━━━ KUTIPAN TEKS
Senin, 06 Oktober 2014
Sabtu, 13 September 2014
PARTAI POLITIK BERTANGGUNG JAWAB!
Salah
satu aspek penting dalam penyelenggaraan otonomi daerah adalah semakin
sentralnya peran kepala daerah dalam penyelengaraan pemerintahan. Mengingat peran sentral kepala daerah
pada era reformasi tersebut maka menjadi konsekuensi logis apabila cara atau
sistem pemilihan kepala daerah menjadi salah satu isu strategis yang mendapat
perhatian serius. Seperti saat ini,
masyarakat Indonesia sedang ramai membahas Rancangan Undang-Undang
Pemilihan Kepala Daerah (RUU
Pilkada).
Apabila kita
melihat kebelakang, sejumlah dokumen menegaskan bahwa kepala daerah hasil pemilihan oleh DPRD seringkali
memiliki masalah dalam kaitan akseptabilitas. Terkesan ada jarak yang antara
kepala daerah dengan masyarakat karena faktor cara memilihnya. Terhitung sejak mulai bulan Juni 2005 di 226
daerah meliputi 11 propinsi serta 215 kabupaten dan kota, untuk pertama kali diadakan
Pilkada secara langsung.
Kini, dengan
alasan berbeda Pemerintah tengah mengajukan RUU Pilkada dengan mekanisme pemilihan kembali
dipilih oleh DPRD. Menteri Dalam Negeri (Mendagri) Gamawan Fauzi
mengatakan Pilkada langsung banyak menimbulkan kerugian materi dan sosial.
Misalnya, banyak kepala daerah yang tersangkut kasus hukum. Menurut Gamawan Fauzi, sekarang 323 kepala
daerah yang dipilih langsung terlibat persoalan hukum.
Pengamat Hukum Tata Negara Refly Harun menilai alasan
beberapa fraksi di DPR mengubah Undang-Undang
Pilkada tidak logis. Menurut
Refly Harun, ada empat
hal yang biasanya dijadikan alasan,
yaitu biaya terlalu besar; konflik horizontal antar pendukung; money politics (politik uang); dan
politisasi birokrasi. Tak lain dan tak bukan, sejumlah fraksi partai politik
pendukung pengesahan RUU Pilkada dipilih DPRD adalah partai politik yang
tergabung dalam koalisi merah putih.
Peranan dan Fungsi Partai
Partai politik
mempunyai posisi (status) dan peranan
(role) yang sangat penting dalam
setiap sistem demokrasi. Partai memainkan peran penghubung yang sangat
strategis antara proses-proses pemerintahan dengan warga negara. Seperti dikatakan oleh Schattscheider
(1942), Political parties created
democracy. Oleh karena itu, sistem kepartaian yang
baik sangat menentukan bekerjanya sistem ketatanegaraan berdasarkan prinsip checks and balances dalam arti yang
luas. Sebaliknya, efektif bekerjanya fungsi-fungsi kelembagaan negara itu
sesuai prinsip checks and balances
berdasarkan konstitusi juga sangat menentukan kualitas sistem kepartaian dan
mekanisme demokrasi yang dikembangkan di suatu negara.
━━━━━━
━━━ BARIS DATA
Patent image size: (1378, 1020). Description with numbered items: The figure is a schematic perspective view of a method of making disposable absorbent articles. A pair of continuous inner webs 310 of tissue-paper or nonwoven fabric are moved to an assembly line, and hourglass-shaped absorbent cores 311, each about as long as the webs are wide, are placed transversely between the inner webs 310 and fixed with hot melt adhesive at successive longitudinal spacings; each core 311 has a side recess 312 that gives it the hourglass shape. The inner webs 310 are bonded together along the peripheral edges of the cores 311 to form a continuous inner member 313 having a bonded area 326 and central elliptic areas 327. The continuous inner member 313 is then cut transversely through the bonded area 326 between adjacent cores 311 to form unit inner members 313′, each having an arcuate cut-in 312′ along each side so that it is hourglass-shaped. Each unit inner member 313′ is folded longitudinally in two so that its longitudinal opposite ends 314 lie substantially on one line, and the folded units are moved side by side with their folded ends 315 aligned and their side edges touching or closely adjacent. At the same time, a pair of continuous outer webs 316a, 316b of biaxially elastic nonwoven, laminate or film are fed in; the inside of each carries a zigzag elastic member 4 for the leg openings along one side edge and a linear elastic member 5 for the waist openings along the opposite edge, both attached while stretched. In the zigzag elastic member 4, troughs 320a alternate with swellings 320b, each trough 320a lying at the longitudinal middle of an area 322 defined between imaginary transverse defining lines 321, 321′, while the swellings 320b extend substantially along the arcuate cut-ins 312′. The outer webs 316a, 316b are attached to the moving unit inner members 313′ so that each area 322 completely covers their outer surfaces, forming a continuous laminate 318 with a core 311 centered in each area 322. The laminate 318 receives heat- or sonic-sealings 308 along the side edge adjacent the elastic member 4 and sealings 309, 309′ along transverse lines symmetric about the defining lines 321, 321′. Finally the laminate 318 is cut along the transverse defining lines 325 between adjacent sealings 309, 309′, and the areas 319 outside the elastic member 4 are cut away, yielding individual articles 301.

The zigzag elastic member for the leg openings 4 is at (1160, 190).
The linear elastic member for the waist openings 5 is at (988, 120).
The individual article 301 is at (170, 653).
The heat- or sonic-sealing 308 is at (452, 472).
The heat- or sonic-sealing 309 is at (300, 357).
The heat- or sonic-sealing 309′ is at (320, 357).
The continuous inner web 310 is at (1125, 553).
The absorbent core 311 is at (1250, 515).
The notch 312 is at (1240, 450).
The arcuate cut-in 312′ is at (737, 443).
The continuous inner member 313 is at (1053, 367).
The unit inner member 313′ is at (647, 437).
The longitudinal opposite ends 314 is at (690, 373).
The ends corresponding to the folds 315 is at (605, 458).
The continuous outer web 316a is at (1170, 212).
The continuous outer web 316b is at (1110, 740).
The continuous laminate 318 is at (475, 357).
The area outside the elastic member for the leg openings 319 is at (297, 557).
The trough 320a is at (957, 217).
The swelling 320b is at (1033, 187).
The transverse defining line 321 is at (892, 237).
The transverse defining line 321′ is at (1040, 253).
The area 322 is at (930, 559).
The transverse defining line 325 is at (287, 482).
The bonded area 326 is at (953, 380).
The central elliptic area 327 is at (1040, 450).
━━━━━━
| RANGKAIAN TUGAS |
a) Jawablah pertanyaan berikut berdasarkan teks tentang RUU Pilkada.
(i) Sejak bulan dan tahun berapa Pilkada secara langsung pertama kali diadakan?
(ii) Menurut Gamawan Fauzi, berapa jumlah kepala daerah hasil pemilihan langsung yang terlibat persoalan hukum?
(iii) Siapa yang dikutip dengan pernyataan "Political parties created democracy"?
b) Tentukan apakah setiap pernyataan berikut sesuai dengan teks tentang RUU Pilkada. Jawab ya atau tidak, disertai kutipan yang menentukan dari teks.
(i) Pilkada secara langsung pertama kali diadakan di 226 daerah.
(ii) Refly Harun menilai alasan fraksi di DPR mengubah Undang-Undang Pilkada logis.
(iii) Partai politik pendukung pengesahan RUU Pilkada dipilih DPRD tergabung dalam koalisi merah putih.
c) Teruskan teks tentang RUU Pilkada setelah kalimat terakhirnya.
Daftar di atas tidak berhubungan dengan teks tentang RUU Pilkada.

| JAWABAN SETIAP TUGAS |
a)
(i) Juni 2005.
(ii) 323 kepala daerah.
(iii) Schattscheider (1942).

b)
(i) Ya: "di 226 daerah meliputi 11 propinsi serta 215 kabupaten dan kota, untuk pertama kali diadakan Pilkada secara langsung"
(ii) Tidak: "Refly Harun menilai alasan beberapa fraksi di DPR mengubah Undang-Undang Pilkada tidak logis"
(iii) Ya: "partai politik pendukung pengesahan RUU Pilkada dipilih DPRD adalah partai politik yang tergabung dalam koalisi merah putih"

c)
Sayangnya,
peranan yang mulia itu hanya menimbulkan pandangan kritis dan skeptis dari
masyarakat terhadap keberadaan partai politik. Menjadi rahasia umum bahwa partai politik itu sebenarnya
tidak lebih dari pada kendaraan politik
bagi sekelompok elite yang berkuasa atau berniat memuaskan nafsu birahi kekuasaannya sendiri. Partai politik
hanyalah berfungsi sebagai alat bagi segelintir orang yang kebetulan beruntung
yang berhasil memenangkan suara rakyat yang mudah dikelabui, untuk memaksakan
berlakunya kebijakan-kebijakan publik tertentu.
Maka partai
politik sebenarnya bertanggung
jawab atas masalah-masalah yang ditimbulkan selama Pilkada secara
langsung. Partai politik tidak menjalankan peranan dan fungsinya secara
optimal. Fungsi pertama partai politik yang amat penting yang tidak berjalan maksimal
adalah rekrutmen politik.
Partai politik berfungsi
melakukan seleksi dan pemilihan serta pengangkatan seseorang atau
sekelompok orang untuk melaksanakan sejumlah peranan dalam sistem politik pada
umumnya dan pemerintahan pada khususnya. Namun,
dalam prosesnya partai politik terkadang memilih cara instan untuk mengisi
jabatan tersebut sehingga menimbulkan masalah dikemudian hari. Baik itu dengan
cara menarik tokoh dari kalangan selebritas ataupun pihak yang berani membayar
mahar politik lebih besar agar dapat diusung partai.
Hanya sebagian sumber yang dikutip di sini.